### OBJECTIVE
Pictures in the records should not be copied, but every other part must be repeated exactly.

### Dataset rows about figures
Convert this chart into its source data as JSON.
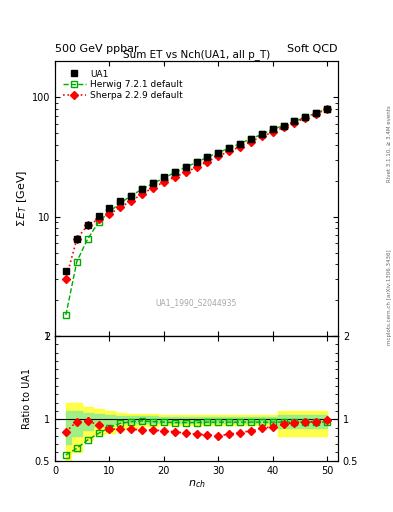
{
  "title_top": "500 GeV ppbar",
  "title_top_right": "Soft QCD",
  "title_main": "Sum ET vs Nch(UA1, all p_T)",
  "right_label": "Rivet 3.1.10, ≥ 3.4M events",
  "right_label2": "mcplots.cern.ch [arXiv:1306.3436]",
  "watermark": "UA1_1990_S2044935",
  "xlabel": "n_{ch}",
  "ylabel_main": "Σ E_T [GeV]",
  "ylabel_ratio": "Ratio to UA1",
  "ua1_nch": [
    2,
    4,
    6,
    8,
    10,
    12,
    14,
    16,
    18,
    20,
    22,
    24,
    26,
    28,
    30,
    32,
    34,
    36,
    38,
    40,
    42,
    44,
    46,
    48,
    50
  ],
  "ua1_sumEt": [
    3.5,
    6.5,
    8.5,
    10.2,
    11.8,
    13.5,
    15.0,
    17.0,
    19.0,
    21.5,
    23.5,
    26.0,
    28.5,
    31.5,
    34.5,
    37.5,
    41.0,
    45.0,
    49.0,
    54.0,
    58.0,
    63.0,
    68.0,
    74.0,
    80.0
  ],
  "herwig_nch": [
    2,
    4,
    6,
    8,
    10,
    12,
    14,
    16,
    18,
    20,
    22,
    24,
    26,
    28,
    30,
    32,
    34,
    36,
    38,
    40,
    42,
    44,
    46,
    48,
    50
  ],
  "herwig_sumEt": [
    1.5,
    4.2,
    6.5,
    9.0,
    11.0,
    13.0,
    15.0,
    17.0,
    19.0,
    21.0,
    23.5,
    26.0,
    28.5,
    31.5,
    34.5,
    37.5,
    41.0,
    45.0,
    49.0,
    54.0,
    58.0,
    63.0,
    68.0,
    74.0,
    80.0
  ],
  "herwig_ratio": [
    0.57,
    0.65,
    0.75,
    0.83,
    0.9,
    0.95,
    0.97,
    0.98,
    0.97,
    0.965,
    0.96,
    0.96,
    0.96,
    0.965,
    0.965,
    0.965,
    0.965,
    0.965,
    0.965,
    0.965,
    0.965,
    0.965,
    0.965,
    0.965,
    0.965
  ],
  "sherpa_nch": [
    2,
    4,
    6,
    8,
    10,
    12,
    14,
    16,
    18,
    20,
    22,
    24,
    26,
    28,
    30,
    32,
    34,
    36,
    38,
    40,
    42,
    44,
    46,
    48,
    50
  ],
  "sherpa_sumEt": [
    3.0,
    6.5,
    8.5,
    9.5,
    10.5,
    12.0,
    13.5,
    15.5,
    17.5,
    19.5,
    21.5,
    23.5,
    26.0,
    29.0,
    32.0,
    35.5,
    38.5,
    42.5,
    47.0,
    51.0,
    56.0,
    61.5,
    67.0,
    73.0,
    79.5
  ],
  "sherpa_ratio": [
    0.85,
    0.97,
    0.98,
    0.93,
    0.88,
    0.88,
    0.88,
    0.87,
    0.87,
    0.86,
    0.85,
    0.83,
    0.82,
    0.81,
    0.8,
    0.82,
    0.84,
    0.86,
    0.89,
    0.91,
    0.94,
    0.96,
    0.97,
    0.97,
    0.985
  ],
  "ua1_color": "#000000",
  "herwig_color": "#00aa00",
  "sherpa_color": "#ff0000",
  "band_lo_yellow": [
    0.4,
    0.6,
    0.75,
    0.82,
    0.84,
    0.88,
    0.9,
    0.92,
    0.92,
    0.93,
    0.93,
    0.93,
    0.93,
    0.93,
    0.93,
    0.93,
    0.93,
    0.93,
    0.93,
    0.93,
    0.8,
    0.8,
    0.8,
    0.8,
    0.8
  ],
  "band_hi_yellow": [
    1.2,
    1.2,
    1.15,
    1.12,
    1.1,
    1.08,
    1.06,
    1.06,
    1.06,
    1.05,
    1.05,
    1.05,
    1.05,
    1.05,
    1.05,
    1.05,
    1.05,
    1.05,
    1.05,
    1.05,
    1.1,
    1.1,
    1.1,
    1.1,
    1.1
  ],
  "band_lo_green": [
    0.7,
    0.8,
    0.87,
    0.92,
    0.94,
    0.95,
    0.95,
    0.96,
    0.96,
    0.96,
    0.96,
    0.96,
    0.96,
    0.96,
    0.96,
    0.96,
    0.96,
    0.96,
    0.96,
    0.96,
    0.9,
    0.9,
    0.9,
    0.9,
    0.9
  ],
  "band_hi_green": [
    1.1,
    1.1,
    1.08,
    1.06,
    1.05,
    1.04,
    1.04,
    1.04,
    1.04,
    1.03,
    1.03,
    1.03,
    1.03,
    1.03,
    1.03,
    1.03,
    1.03,
    1.03,
    1.03,
    1.03,
    1.05,
    1.05,
    1.05,
    1.05,
    1.05
  ],
  "xlim": [
    0,
    52
  ],
  "ylim_main_lo": 1.0,
  "ylim_main_hi": 200.0,
  "ylim_ratio": [
    0.5,
    2.0
  ],
  "main_yticks": [
    1,
    10,
    100
  ],
  "ratio_yticks": [
    0.5,
    1.0,
    2.0
  ]
}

### OUTPUT FOR THIS TASK
Convert this chart into its source data as JSON.
{
  "title_top": "500 GeV ppbar",
  "title_top_right": "Soft QCD",
  "title_main": "Sum ET vs Nch(UA1, all p_T)",
  "right_label": "Rivet 3.1.10, ≥ 3.4M events",
  "right_label2": "mcplots.cern.ch [arXiv:1306.3436]",
  "watermark": "UA1_1990_S2044935",
  "xlabel": "n_{ch}",
  "ylabel_main": "Σ E_T [GeV]",
  "ylabel_ratio": "Ratio to UA1",
  "ua1_nch": [
    2,
    4,
    6,
    8,
    10,
    12,
    14,
    16,
    18,
    20,
    22,
    24,
    26,
    28,
    30,
    32,
    34,
    36,
    38,
    40,
    42,
    44,
    46,
    48,
    50
  ],
  "ua1_sumEt": [
    3.5,
    6.5,
    8.5,
    10.2,
    11.8,
    13.5,
    15.0,
    17.0,
    19.0,
    21.5,
    23.5,
    26.0,
    28.5,
    31.5,
    34.5,
    37.5,
    41.0,
    45.0,
    49.0,
    54.0,
    58.0,
    63.0,
    68.0,
    74.0,
    80.0
  ],
  "herwig_nch": [
    2,
    4,
    6,
    8,
    10,
    12,
    14,
    16,
    18,
    20,
    22,
    24,
    26,
    28,
    30,
    32,
    34,
    36,
    38,
    40,
    42,
    44,
    46,
    48,
    50
  ],
  "herwig_sumEt": [
    1.5,
    4.2,
    6.5,
    9.0,
    11.0,
    13.0,
    15.0,
    17.0,
    19.0,
    21.0,
    23.5,
    26.0,
    28.5,
    31.5,
    34.5,
    37.5,
    41.0,
    45.0,
    49.0,
    54.0,
    58.0,
    63.0,
    68.0,
    74.0,
    80.0
  ],
  "herwig_ratio": [
    0.57,
    0.65,
    0.75,
    0.83,
    0.9,
    0.95,
    0.97,
    0.98,
    0.97,
    0.965,
    0.96,
    0.96,
    0.96,
    0.965,
    0.965,
    0.965,
    0.965,
    0.965,
    0.965,
    0.965,
    0.965,
    0.965,
    0.965,
    0.965,
    0.965
  ],
  "sherpa_nch": [
    2,
    4,
    6,
    8,
    10,
    12,
    14,
    16,
    18,
    20,
    22,
    24,
    26,
    28,
    30,
    32,
    34,
    36,
    38,
    40,
    42,
    44,
    46,
    48,
    50
  ],
  "sherpa_sumEt": [
    3.0,
    6.5,
    8.5,
    9.5,
    10.5,
    12.0,
    13.5,
    15.5,
    17.5,
    19.5,
    21.5,
    23.5,
    26.0,
    29.0,
    32.0,
    35.5,
    38.5,
    42.5,
    47.0,
    51.0,
    56.0,
    61.5,
    67.0,
    73.0,
    79.5
  ],
  "sherpa_ratio": [
    0.85,
    0.97,
    0.98,
    0.93,
    0.88,
    0.88,
    0.88,
    0.87,
    0.87,
    0.86,
    0.85,
    0.83,
    0.82,
    0.81,
    0.8,
    0.82,
    0.84,
    0.86,
    0.89,
    0.91,
    0.94,
    0.96,
    0.97,
    0.97,
    0.985
  ],
  "ua1_color": "#000000",
  "herwig_color": "#00aa00",
  "sherpa_color": "#ff0000",
  "band_lo_yellow": [
    0.4,
    0.6,
    0.75,
    0.82,
    0.84,
    0.88,
    0.9,
    0.92,
    0.92,
    0.93,
    0.93,
    0.93,
    0.93,
    0.93,
    0.93,
    0.93,
    0.93,
    0.93,
    0.93,
    0.93,
    0.8,
    0.8,
    0.8,
    0.8,
    0.8
  ],
  "band_hi_yellow": [
    1.2,
    1.2,
    1.15,
    1.12,
    1.1,
    1.08,
    1.06,
    1.06,
    1.06,
    1.05,
    1.05,
    1.05,
    1.05,
    1.05,
    1.05,
    1.05,
    1.05,
    1.05,
    1.05,
    1.05,
    1.1,
    1.1,
    1.1,
    1.1,
    1.1
  ],
  "band_lo_green": [
    0.7,
    0.8,
    0.87,
    0.92,
    0.94,
    0.95,
    0.95,
    0.96,
    0.96,
    0.96,
    0.96,
    0.96,
    0.96,
    0.96,
    0.96,
    0.96,
    0.96,
    0.96,
    0.96,
    0.96,
    0.9,
    0.9,
    0.9,
    0.9,
    0.9
  ],
  "band_hi_green": [
    1.1,
    1.1,
    1.08,
    1.06,
    1.05,
    1.04,
    1.04,
    1.04,
    1.04,
    1.03,
    1.03,
    1.03,
    1.03,
    1.03,
    1.03,
    1.03,
    1.03,
    1.03,
    1.03,
    1.03,
    1.05,
    1.05,
    1.05,
    1.05,
    1.05
  ],
  "xlim": [
    0,
    52
  ],
  "ylim_main_lo": 1.0,
  "ylim_main_hi": 200.0,
  "ylim_ratio": [
    0.5,
    2.0
  ],
  "main_yticks": [
    1,
    10,
    100
  ],
  "ratio_yticks": [
    0.5,
    1.0,
    2.0
  ]
}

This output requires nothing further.